Dataset excerpts
■ ■ ■ ■ ■

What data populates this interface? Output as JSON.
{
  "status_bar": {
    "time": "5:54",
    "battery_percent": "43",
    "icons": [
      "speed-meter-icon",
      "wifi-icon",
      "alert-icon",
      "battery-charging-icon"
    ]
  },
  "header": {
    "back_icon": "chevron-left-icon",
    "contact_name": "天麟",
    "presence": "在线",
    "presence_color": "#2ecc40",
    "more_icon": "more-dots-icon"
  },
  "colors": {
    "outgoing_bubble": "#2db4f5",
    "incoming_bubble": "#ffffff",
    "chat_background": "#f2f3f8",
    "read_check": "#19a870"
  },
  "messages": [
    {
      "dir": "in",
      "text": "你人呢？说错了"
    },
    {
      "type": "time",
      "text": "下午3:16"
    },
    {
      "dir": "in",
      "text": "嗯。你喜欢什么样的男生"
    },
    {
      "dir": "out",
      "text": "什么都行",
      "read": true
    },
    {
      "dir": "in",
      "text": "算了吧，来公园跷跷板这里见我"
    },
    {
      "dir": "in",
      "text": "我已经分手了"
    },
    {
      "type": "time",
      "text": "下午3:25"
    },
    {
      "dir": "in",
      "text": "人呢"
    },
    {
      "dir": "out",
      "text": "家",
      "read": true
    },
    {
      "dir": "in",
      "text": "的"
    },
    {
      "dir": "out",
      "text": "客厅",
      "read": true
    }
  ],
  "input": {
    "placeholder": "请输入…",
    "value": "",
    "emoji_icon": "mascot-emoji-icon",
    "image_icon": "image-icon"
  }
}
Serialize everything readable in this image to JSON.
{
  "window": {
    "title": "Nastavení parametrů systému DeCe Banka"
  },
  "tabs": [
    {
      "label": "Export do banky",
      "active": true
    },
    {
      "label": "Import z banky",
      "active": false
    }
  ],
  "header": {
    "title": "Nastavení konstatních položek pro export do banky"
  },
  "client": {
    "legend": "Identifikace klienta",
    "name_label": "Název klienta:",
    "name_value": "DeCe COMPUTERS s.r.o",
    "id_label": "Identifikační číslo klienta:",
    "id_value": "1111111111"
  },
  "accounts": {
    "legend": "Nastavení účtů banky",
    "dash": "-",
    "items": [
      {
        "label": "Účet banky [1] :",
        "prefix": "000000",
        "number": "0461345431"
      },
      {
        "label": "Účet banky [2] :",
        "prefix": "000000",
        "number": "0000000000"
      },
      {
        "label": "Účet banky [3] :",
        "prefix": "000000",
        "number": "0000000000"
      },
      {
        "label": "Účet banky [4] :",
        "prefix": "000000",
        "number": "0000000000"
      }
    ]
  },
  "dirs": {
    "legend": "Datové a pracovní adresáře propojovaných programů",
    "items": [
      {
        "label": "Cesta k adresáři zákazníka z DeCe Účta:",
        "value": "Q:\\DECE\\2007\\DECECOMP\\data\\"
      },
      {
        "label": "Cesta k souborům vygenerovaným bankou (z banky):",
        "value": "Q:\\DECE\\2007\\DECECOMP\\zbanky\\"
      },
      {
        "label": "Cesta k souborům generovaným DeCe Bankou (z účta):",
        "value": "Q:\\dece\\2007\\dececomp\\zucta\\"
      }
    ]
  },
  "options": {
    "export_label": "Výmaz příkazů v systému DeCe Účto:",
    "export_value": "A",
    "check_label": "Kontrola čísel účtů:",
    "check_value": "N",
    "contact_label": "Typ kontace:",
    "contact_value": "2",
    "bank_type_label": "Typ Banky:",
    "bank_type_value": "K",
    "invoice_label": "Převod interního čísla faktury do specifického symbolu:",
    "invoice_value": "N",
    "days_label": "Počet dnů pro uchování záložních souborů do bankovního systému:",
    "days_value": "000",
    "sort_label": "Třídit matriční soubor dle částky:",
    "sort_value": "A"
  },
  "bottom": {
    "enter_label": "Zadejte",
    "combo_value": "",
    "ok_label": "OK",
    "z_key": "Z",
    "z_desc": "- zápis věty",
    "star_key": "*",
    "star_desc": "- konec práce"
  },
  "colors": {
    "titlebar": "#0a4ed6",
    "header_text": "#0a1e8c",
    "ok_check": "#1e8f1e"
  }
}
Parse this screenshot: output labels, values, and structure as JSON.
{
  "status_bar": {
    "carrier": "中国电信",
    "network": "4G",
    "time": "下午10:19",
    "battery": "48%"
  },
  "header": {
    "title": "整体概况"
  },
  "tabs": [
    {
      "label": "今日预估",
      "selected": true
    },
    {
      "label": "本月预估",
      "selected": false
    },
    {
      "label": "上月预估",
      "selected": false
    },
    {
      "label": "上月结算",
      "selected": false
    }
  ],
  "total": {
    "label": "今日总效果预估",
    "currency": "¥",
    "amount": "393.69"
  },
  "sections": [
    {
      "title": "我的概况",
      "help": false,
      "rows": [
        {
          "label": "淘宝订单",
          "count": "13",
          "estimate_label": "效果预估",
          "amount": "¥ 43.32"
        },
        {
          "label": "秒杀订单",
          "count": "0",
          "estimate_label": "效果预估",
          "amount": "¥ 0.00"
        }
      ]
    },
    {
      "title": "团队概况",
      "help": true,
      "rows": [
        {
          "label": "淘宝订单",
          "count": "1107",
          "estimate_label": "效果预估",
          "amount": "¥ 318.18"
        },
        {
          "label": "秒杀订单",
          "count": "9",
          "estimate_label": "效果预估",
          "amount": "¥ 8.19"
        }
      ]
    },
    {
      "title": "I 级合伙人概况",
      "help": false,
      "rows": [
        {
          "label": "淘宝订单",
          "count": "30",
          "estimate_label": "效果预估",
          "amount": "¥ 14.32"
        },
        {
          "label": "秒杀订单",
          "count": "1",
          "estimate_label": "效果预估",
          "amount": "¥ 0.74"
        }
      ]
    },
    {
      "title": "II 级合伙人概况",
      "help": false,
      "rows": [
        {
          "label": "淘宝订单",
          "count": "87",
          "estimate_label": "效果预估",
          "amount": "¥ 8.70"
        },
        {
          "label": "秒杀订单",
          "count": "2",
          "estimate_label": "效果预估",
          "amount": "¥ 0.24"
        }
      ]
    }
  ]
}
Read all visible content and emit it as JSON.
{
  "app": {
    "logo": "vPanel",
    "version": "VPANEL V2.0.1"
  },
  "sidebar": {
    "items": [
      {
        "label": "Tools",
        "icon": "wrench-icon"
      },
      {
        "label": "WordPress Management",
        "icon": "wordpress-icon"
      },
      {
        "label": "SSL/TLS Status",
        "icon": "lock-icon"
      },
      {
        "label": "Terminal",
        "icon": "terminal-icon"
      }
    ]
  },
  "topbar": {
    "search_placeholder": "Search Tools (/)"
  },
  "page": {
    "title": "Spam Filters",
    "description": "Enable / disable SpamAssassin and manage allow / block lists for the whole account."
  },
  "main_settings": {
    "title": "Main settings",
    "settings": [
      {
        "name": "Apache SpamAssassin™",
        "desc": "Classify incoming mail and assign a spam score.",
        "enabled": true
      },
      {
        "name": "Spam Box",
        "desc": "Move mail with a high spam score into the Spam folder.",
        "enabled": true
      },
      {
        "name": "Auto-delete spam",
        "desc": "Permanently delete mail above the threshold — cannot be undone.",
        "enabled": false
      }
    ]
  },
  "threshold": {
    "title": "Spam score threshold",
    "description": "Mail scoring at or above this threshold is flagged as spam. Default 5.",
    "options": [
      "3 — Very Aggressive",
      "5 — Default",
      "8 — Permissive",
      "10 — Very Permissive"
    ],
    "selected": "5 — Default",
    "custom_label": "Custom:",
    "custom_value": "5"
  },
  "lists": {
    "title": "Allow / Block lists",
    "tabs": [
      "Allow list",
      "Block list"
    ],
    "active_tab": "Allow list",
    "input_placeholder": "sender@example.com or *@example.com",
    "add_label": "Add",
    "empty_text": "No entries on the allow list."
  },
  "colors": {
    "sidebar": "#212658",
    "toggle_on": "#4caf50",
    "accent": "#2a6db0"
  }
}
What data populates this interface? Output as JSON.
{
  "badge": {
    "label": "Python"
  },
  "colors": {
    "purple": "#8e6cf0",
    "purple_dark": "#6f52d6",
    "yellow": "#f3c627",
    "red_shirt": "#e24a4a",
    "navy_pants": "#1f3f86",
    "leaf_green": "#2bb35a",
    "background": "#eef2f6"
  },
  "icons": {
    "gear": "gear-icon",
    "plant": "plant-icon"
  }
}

■ ■ ■ ■ ■

• Task goal:
Look through the data above. Each line containing the word "delete" needs to be copied.

• Reply:
        "name": "Auto-delete spam",
        "desc": "Permanently delete mail above the threshold — cannot be undone.",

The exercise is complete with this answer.